━━ INPUT DATA ━━
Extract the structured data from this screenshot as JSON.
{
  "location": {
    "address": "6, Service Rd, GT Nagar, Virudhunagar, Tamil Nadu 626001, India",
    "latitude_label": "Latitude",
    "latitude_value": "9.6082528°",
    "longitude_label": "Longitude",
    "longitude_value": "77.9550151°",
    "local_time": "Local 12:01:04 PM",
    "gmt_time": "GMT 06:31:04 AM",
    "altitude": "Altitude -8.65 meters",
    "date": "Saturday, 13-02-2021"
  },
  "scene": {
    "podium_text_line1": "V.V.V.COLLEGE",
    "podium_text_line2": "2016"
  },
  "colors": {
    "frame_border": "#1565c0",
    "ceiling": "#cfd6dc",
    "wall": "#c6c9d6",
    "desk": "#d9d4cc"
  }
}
━━━
• [WHAT IS NEEDED] Take the data above and return it exactly.

• [WORKED SOLUTION]
Extract the structured data from this screenshot as JSON.
{
  "location": {
    "address": "6, Service Rd, GT Nagar, Virudhunagar, Tamil Nadu 626001, India",
    "latitude_label": "Latitude",
    "latitude_value": "9.6082528°",
    "longitude_label": "Longitude",
    "longitude_value": "77.9550151°",
    "local_time": "Local 12:01:04 PM",
    "gmt_time": "GMT 06:31:04 AM",
    "altitude": "Altitude -8.65 meters",
    "date": "Saturday, 13-02-2021"
  },
  "scene": {
    "podium_text_line1": "V.V.V.COLLEGE",
    "podium_text_line2": "2016"
  },
  "colors": {
    "frame_border": "#1565c0",
    "ceiling": "#cfd6dc",
    "wall": "#c6c9d6",
    "desk": "#d9d4cc"
  }
}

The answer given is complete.